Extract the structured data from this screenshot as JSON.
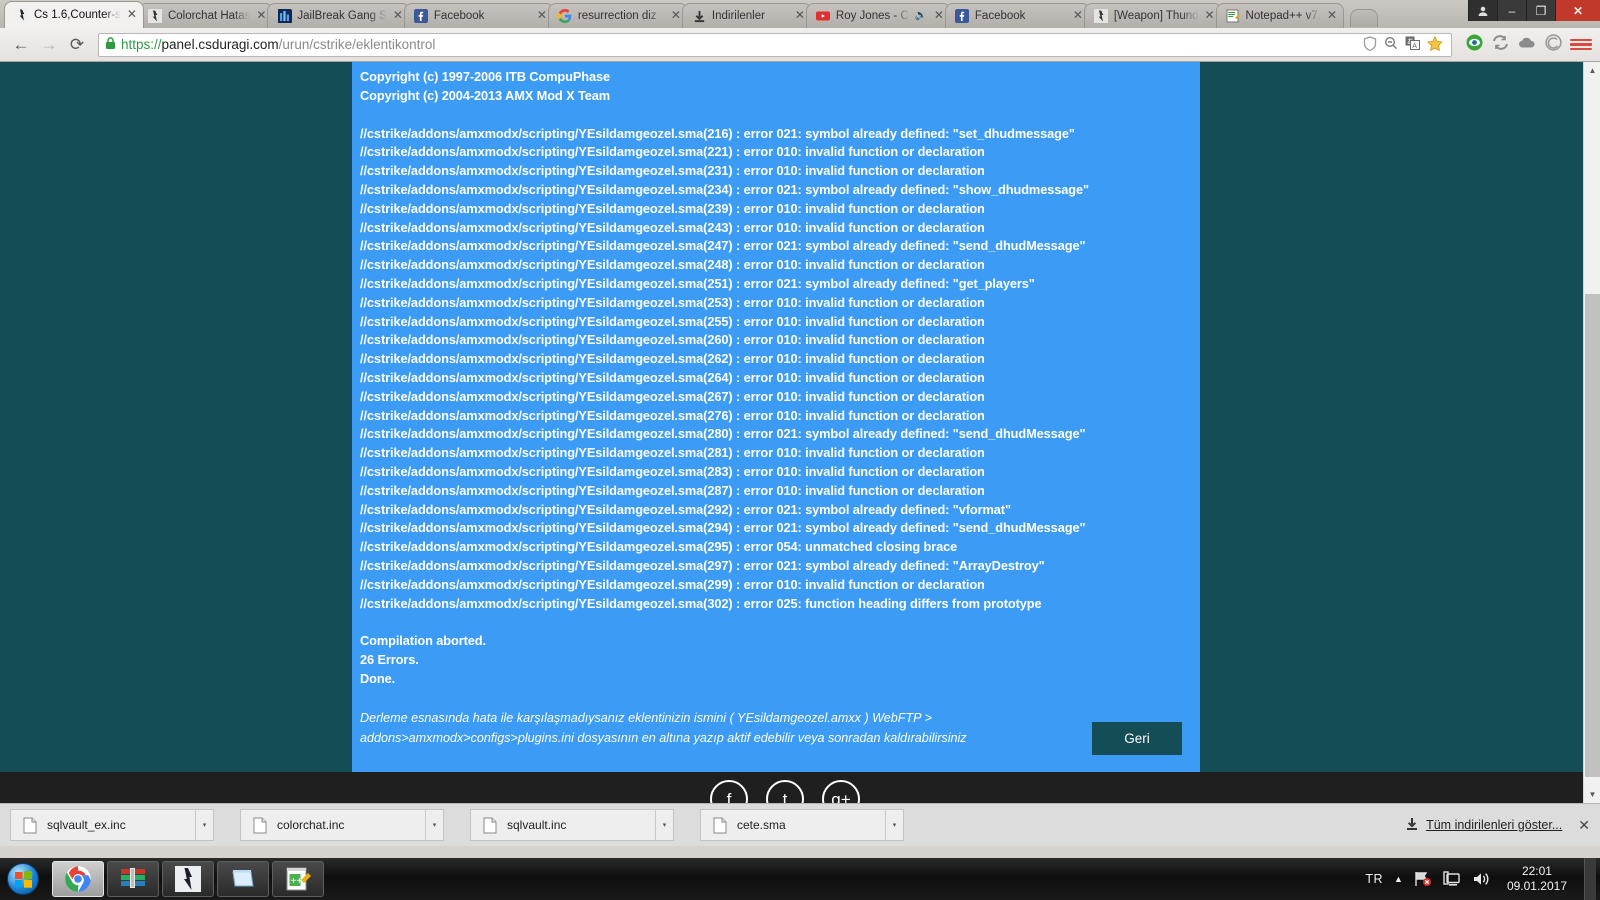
{
  "window": {
    "controls": {
      "user": "user-icon",
      "minimize": "–",
      "restore": "❐",
      "close": "✕"
    }
  },
  "tabs": [
    {
      "label": "Cs 1.6,Counter-s",
      "favicon": "cs-icon",
      "active": true,
      "close": "✕"
    },
    {
      "label": "Colorchat Hatas",
      "favicon": "cs-icon",
      "active": false,
      "close": "✕"
    },
    {
      "label": "JailBreak Gang S",
      "favicon": "forum-icon",
      "active": false,
      "close": "✕"
    },
    {
      "label": "Facebook",
      "favicon": "facebook-icon",
      "active": false,
      "close": "✕"
    },
    {
      "label": "resurrection diz",
      "favicon": "google-icon",
      "active": false,
      "close": "✕"
    },
    {
      "label": "İndirilenler",
      "favicon": "download-icon",
      "active": false,
      "close": "✕"
    },
    {
      "label": "Roy Jones - C",
      "favicon": "youtube-icon",
      "active": false,
      "close": "✕",
      "audio": "speaker-icon"
    },
    {
      "label": "Facebook",
      "favicon": "facebook-icon",
      "active": false,
      "close": "✕"
    },
    {
      "label": "[Weapon] Thund",
      "favicon": "cs-icon",
      "active": false,
      "close": "✕"
    },
    {
      "label": "Notepad++ v7.",
      "favicon": "notepad-icon",
      "active": false,
      "close": "✕"
    }
  ],
  "toolbar": {
    "back": "←",
    "forward": "→",
    "reload": "⟳",
    "lock": "lock-icon",
    "url_scheme": "https://",
    "url_host": "panel.csduragi.com",
    "url_path": "/urun/cstrike/eklentikontrol",
    "omnibox_icons": [
      "shield-icon",
      "zoom-out-icon",
      "translate-icon",
      "bookmark-star-icon"
    ],
    "extensions": [
      "adblock-icon",
      "sync-icon",
      "cloud-icon",
      "spiral-icon"
    ],
    "menu": "chrome-menu-icon"
  },
  "page": {
    "header_lines": [
      "Copyright (c) 1997-2006 ITB CompuPhase",
      "Copyright (c) 2004-2013 AMX Mod X Team"
    ],
    "errors": [
      "//cstrike/addons/amxmodx/scripting/YEsildamgeozel.sma(216) : error 021: symbol already defined: \"set_dhudmessage\"",
      "//cstrike/addons/amxmodx/scripting/YEsildamgeozel.sma(221) : error 010: invalid function or declaration",
      "//cstrike/addons/amxmodx/scripting/YEsildamgeozel.sma(231) : error 010: invalid function or declaration",
      "//cstrike/addons/amxmodx/scripting/YEsildamgeozel.sma(234) : error 021: symbol already defined: \"show_dhudmessage\"",
      "//cstrike/addons/amxmodx/scripting/YEsildamgeozel.sma(239) : error 010: invalid function or declaration",
      "//cstrike/addons/amxmodx/scripting/YEsildamgeozel.sma(243) : error 010: invalid function or declaration",
      "//cstrike/addons/amxmodx/scripting/YEsildamgeozel.sma(247) : error 021: symbol already defined: \"send_dhudMessage\"",
      "//cstrike/addons/amxmodx/scripting/YEsildamgeozel.sma(248) : error 010: invalid function or declaration",
      "//cstrike/addons/amxmodx/scripting/YEsildamgeozel.sma(251) : error 021: symbol already defined: \"get_players\"",
      "//cstrike/addons/amxmodx/scripting/YEsildamgeozel.sma(253) : error 010: invalid function or declaration",
      "//cstrike/addons/amxmodx/scripting/YEsildamgeozel.sma(255) : error 010: invalid function or declaration",
      "//cstrike/addons/amxmodx/scripting/YEsildamgeozel.sma(260) : error 010: invalid function or declaration",
      "//cstrike/addons/amxmodx/scripting/YEsildamgeozel.sma(262) : error 010: invalid function or declaration",
      "//cstrike/addons/amxmodx/scripting/YEsildamgeozel.sma(264) : error 010: invalid function or declaration",
      "//cstrike/addons/amxmodx/scripting/YEsildamgeozel.sma(267) : error 010: invalid function or declaration",
      "//cstrike/addons/amxmodx/scripting/YEsildamgeozel.sma(276) : error 010: invalid function or declaration",
      "//cstrike/addons/amxmodx/scripting/YEsildamgeozel.sma(280) : error 021: symbol already defined: \"send_dhudMessage\"",
      "//cstrike/addons/amxmodx/scripting/YEsildamgeozel.sma(281) : error 010: invalid function or declaration",
      "//cstrike/addons/amxmodx/scripting/YEsildamgeozel.sma(283) : error 010: invalid function or declaration",
      "//cstrike/addons/amxmodx/scripting/YEsildamgeozel.sma(287) : error 010: invalid function or declaration",
      "//cstrike/addons/amxmodx/scripting/YEsildamgeozel.sma(292) : error 021: symbol already defined: \"vformat\"",
      "//cstrike/addons/amxmodx/scripting/YEsildamgeozel.sma(294) : error 021: symbol already defined: \"send_dhudMessage\"",
      "//cstrike/addons/amxmodx/scripting/YEsildamgeozel.sma(295) : error 054: unmatched closing brace",
      "//cstrike/addons/amxmodx/scripting/YEsildamgeozel.sma(297) : error 021: symbol already defined: \"ArrayDestroy\"",
      "//cstrike/addons/amxmodx/scripting/YEsildamgeozel.sma(299) : error 010: invalid function or declaration",
      "//cstrike/addons/amxmodx/scripting/YEsildamgeozel.sma(302) : error 025: function heading differs from prototype"
    ],
    "summary_lines": [
      "Compilation aborted.",
      "26 Errors.",
      "Done."
    ],
    "note_line1": "Derleme esnasında hata ile karşılaşmadıysanız eklentinizin ismini ( YEsildamgeozel.amxx ) WebFTP >",
    "note_line2": "addons>amxmodx>configs>plugins.ini dosyasının en altına yazıp aktif edebilir veya sonradan kaldırabilirsiniz",
    "back_button": "Geri",
    "social_icons": [
      "facebook-icon",
      "twitter-icon",
      "google-plus-icon"
    ],
    "colors": {
      "page_background": "#144d55",
      "panel_background": "#3b9bf5",
      "button_background": "#144d55",
      "text": "#ffffff"
    }
  },
  "downloads": {
    "items": [
      {
        "name": "sqlvault_ex.inc",
        "caret": "▾"
      },
      {
        "name": "colorchat.inc",
        "caret": "▾"
      },
      {
        "name": "sqlvault.inc",
        "caret": "▾"
      },
      {
        "name": "cete.sma",
        "caret": "▾"
      }
    ],
    "show_all_label": "Tüm indirilenleri göster...",
    "close": "✕"
  },
  "taskbar": {
    "start": "windows-start-icon",
    "apps": [
      {
        "name": "chrome-taskbar-icon",
        "active": true
      },
      {
        "name": "winrar-taskbar-icon",
        "active": false
      },
      {
        "name": "counter-strike-taskbar-icon",
        "active": false
      },
      {
        "name": "notepad-taskbar-icon",
        "active": false
      },
      {
        "name": "notepadpp-taskbar-icon",
        "active": false
      }
    ],
    "tray": {
      "language": "TR",
      "show_hidden": "▲",
      "network": "network-error-icon",
      "display": "display-icon",
      "volume": "volume-icon",
      "time": "22:01",
      "date": "09.01.2017"
    }
  }
}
^^^^
Copy each line of the records above that carries the word "already".

      "//cstrike/addons/amxmodx/scripting/YEsildamgeozel.sma(216) : error 021: symbol already defined: \"set_dhudmessage\"",
      "//cstrike/addons/amxmodx/scripting/YEsildamgeozel.sma(234) : error 021: symbol already defined: \"show_dhudmessage\"",
      "//cstrike/addons/amxmodx/scripting/YEsildamgeozel.sma(247) : error 021: symbol already defined: \"send_dhudMessage\"",
      "//cstrike/addons/amxmodx/scripting/YEsildamgeozel.sma(251) : error 021: symbol already defined: \"get_players\"",
      "//cstrike/addons/amxmodx/scripting/YEsildamgeozel.sma(280) : error 021: symbol already defined: \"send_dhudMessage\"",
      "//cstrike/addons/amxmodx/scripting/YEsildamgeozel.sma(292) : error 021: symbol already defined: \"vformat\"",
      "//cstrike/addons/amxmodx/scripting/YEsildamgeozel.sma(294) : error 021: symbol already defined: \"send_dhudMessage\"",
      "//cstrike/addons/amxmodx/scripting/YEsildamgeozel.sma(297) : error 021: symbol already defined: \"ArrayDestroy\"",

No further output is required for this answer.